**TASK OBJECTIVE:** For every line in the data below that contains "решать", copy the line.
>> begin RECORDS FOR THE TASK
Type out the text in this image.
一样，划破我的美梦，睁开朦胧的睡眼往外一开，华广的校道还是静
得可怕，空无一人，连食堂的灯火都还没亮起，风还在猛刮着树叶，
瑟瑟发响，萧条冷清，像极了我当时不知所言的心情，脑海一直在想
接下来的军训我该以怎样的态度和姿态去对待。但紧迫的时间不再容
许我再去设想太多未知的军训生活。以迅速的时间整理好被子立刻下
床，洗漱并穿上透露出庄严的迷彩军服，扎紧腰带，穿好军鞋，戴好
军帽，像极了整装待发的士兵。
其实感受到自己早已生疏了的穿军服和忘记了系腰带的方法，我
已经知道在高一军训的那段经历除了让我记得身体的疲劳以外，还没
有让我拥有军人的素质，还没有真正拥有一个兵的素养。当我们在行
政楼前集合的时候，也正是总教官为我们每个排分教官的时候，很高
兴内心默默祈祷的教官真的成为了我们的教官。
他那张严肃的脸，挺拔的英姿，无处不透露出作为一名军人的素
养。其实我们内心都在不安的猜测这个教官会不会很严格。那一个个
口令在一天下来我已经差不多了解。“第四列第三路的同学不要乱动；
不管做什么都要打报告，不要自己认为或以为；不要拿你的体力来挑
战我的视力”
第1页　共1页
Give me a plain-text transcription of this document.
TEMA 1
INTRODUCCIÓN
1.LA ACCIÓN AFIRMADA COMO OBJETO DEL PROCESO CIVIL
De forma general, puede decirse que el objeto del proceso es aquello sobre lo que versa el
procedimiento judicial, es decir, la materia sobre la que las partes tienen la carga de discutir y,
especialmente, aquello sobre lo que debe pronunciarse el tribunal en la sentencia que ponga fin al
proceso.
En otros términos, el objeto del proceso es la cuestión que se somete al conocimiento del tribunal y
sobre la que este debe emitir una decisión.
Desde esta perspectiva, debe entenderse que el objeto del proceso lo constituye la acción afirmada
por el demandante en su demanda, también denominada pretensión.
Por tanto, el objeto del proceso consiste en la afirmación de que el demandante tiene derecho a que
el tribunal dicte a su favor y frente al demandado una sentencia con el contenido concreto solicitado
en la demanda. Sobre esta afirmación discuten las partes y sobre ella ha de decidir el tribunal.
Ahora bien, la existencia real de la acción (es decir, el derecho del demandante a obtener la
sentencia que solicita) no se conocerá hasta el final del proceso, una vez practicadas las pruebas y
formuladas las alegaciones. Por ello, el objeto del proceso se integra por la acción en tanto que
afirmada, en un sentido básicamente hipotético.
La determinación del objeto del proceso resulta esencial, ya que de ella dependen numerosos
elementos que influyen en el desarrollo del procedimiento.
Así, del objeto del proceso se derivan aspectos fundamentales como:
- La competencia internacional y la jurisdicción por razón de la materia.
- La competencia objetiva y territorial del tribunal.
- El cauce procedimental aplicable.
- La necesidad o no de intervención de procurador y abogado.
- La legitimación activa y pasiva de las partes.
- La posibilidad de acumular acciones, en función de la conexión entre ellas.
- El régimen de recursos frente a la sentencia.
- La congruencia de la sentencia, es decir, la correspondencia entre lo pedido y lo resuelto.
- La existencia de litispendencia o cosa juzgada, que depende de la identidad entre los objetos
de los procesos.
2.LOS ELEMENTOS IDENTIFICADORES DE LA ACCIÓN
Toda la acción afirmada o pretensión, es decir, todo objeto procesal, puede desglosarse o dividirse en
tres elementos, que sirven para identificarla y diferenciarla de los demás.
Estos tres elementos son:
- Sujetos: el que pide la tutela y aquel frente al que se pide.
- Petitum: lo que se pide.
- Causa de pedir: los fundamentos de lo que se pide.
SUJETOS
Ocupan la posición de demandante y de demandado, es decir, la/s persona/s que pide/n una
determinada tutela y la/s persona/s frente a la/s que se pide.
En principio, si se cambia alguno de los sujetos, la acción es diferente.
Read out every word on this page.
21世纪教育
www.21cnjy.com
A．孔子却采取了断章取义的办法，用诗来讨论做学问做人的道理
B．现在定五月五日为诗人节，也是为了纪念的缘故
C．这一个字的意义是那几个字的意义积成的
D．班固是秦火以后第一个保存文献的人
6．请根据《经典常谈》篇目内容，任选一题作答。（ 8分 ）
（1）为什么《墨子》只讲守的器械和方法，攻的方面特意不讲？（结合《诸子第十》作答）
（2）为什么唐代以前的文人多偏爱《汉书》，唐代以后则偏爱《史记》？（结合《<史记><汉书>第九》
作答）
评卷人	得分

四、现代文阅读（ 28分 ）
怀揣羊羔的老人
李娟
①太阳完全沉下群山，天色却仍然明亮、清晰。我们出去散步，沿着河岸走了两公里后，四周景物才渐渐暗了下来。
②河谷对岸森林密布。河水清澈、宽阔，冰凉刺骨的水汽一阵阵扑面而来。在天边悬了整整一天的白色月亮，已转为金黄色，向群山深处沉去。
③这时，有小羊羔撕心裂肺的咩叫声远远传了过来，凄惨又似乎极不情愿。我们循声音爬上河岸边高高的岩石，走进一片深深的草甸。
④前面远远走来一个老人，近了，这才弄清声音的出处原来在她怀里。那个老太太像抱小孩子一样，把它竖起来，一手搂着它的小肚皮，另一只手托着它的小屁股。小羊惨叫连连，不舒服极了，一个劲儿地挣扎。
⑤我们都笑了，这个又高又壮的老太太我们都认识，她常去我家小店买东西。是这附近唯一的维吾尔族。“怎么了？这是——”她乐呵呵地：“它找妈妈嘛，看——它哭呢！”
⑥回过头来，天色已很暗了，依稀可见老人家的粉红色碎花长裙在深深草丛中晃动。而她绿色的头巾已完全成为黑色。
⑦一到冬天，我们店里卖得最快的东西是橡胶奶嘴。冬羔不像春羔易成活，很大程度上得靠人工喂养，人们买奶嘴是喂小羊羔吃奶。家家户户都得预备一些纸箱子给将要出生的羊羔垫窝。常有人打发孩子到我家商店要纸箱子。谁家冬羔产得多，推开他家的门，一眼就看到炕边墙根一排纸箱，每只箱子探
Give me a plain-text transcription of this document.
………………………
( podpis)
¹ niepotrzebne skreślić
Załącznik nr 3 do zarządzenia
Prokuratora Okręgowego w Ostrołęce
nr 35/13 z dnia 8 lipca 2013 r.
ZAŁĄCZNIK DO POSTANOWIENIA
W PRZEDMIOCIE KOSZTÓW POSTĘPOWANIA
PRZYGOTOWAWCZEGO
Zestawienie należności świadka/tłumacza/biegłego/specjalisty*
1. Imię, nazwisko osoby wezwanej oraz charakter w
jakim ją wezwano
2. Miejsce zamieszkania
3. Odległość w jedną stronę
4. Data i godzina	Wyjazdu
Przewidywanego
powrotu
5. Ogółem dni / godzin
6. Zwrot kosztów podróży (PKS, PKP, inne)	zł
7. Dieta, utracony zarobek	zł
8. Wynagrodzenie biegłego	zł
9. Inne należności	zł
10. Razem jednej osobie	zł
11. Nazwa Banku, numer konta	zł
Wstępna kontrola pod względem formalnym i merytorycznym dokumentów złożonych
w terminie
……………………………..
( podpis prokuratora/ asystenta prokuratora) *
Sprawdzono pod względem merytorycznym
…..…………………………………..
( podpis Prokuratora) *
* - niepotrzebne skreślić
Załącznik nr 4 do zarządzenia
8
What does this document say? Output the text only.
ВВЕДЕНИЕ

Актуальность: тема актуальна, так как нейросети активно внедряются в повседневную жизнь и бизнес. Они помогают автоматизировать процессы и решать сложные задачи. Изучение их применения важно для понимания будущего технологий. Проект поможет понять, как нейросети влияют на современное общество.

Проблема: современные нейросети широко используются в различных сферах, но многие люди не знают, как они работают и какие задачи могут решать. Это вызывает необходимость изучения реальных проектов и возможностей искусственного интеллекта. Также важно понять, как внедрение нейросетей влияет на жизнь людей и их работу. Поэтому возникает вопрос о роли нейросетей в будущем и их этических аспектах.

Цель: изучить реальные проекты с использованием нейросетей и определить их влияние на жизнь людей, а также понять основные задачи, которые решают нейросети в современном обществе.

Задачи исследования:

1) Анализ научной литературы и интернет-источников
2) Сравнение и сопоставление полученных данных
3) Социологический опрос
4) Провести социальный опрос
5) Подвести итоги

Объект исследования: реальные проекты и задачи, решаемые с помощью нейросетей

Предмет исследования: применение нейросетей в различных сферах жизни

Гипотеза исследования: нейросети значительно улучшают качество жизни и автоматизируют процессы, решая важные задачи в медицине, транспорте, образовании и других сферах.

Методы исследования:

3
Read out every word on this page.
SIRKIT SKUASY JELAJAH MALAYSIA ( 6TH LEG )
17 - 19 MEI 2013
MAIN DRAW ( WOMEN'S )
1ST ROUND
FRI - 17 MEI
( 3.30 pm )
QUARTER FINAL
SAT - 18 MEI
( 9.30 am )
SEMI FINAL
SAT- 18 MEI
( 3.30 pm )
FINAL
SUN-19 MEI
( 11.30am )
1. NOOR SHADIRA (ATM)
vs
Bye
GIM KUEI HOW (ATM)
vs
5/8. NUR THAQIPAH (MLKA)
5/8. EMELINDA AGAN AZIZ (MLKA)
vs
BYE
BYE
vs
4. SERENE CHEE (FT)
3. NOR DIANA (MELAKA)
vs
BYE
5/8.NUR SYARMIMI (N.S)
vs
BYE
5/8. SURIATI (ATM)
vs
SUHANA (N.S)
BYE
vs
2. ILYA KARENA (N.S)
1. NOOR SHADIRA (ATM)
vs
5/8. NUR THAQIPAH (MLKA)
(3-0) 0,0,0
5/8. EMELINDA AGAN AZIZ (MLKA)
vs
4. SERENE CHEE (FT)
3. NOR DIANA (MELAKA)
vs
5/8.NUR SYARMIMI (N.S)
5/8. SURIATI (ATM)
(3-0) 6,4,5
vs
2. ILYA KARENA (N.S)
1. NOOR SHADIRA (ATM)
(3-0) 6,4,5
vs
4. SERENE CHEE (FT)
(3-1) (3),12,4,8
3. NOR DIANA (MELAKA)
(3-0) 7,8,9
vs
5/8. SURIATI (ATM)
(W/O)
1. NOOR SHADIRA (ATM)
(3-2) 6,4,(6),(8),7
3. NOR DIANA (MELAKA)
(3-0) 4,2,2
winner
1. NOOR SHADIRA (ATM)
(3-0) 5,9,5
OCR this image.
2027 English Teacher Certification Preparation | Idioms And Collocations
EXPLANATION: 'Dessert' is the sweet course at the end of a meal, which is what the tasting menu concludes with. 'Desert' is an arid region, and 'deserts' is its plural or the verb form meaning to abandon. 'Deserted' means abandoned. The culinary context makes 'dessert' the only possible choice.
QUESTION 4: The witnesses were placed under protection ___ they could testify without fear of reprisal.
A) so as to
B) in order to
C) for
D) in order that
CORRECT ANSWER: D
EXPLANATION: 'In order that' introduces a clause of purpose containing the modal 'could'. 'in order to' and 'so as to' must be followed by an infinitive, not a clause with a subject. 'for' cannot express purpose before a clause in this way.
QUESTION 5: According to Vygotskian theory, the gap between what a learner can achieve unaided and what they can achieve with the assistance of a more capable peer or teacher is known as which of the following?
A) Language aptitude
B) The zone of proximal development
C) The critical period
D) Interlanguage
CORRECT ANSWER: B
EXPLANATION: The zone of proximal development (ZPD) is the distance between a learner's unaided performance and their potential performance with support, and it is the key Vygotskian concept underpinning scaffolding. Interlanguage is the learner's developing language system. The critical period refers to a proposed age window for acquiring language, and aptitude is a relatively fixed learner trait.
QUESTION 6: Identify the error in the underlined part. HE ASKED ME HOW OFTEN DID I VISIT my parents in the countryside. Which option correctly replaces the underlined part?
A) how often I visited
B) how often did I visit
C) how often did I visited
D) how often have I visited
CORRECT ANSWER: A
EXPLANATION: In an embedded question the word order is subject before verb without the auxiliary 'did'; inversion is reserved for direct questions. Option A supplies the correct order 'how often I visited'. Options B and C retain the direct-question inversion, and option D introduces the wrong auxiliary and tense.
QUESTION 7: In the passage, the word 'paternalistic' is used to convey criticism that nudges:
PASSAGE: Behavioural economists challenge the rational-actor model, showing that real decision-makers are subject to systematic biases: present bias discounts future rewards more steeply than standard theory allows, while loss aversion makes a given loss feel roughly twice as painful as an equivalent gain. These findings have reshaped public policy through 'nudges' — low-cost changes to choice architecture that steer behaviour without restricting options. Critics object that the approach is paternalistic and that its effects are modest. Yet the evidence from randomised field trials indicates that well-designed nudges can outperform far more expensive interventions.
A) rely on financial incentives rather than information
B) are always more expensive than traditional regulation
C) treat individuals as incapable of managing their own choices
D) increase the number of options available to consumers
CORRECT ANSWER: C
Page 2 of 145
>> end RECORDS FOR THE TASK
**SOLUTION TO THE EXERCISE:**
Актуальность: тема актуальна, так как нейросети активно внедряются в повседневную жизнь и бизнес. Они помогают автоматизировать процессы и решать сложные задачи. Изучение их применения важно для понимания будущего технологий. Проект поможет понять, как нейросети влияют на современное общество.
Проблема: современные нейросети широко используются в различных сферах, но многие люди не знают, как они работают и какие задачи могут решать. Это вызывает необходимость изучения реальных проектов и возможностей искусственного интеллекта. Также важно понять, как внедрение нейросетей влияет на жизнь людей и их работу. Поэтому возникает вопрос о роли нейросетей в будущем и их этических аспектах.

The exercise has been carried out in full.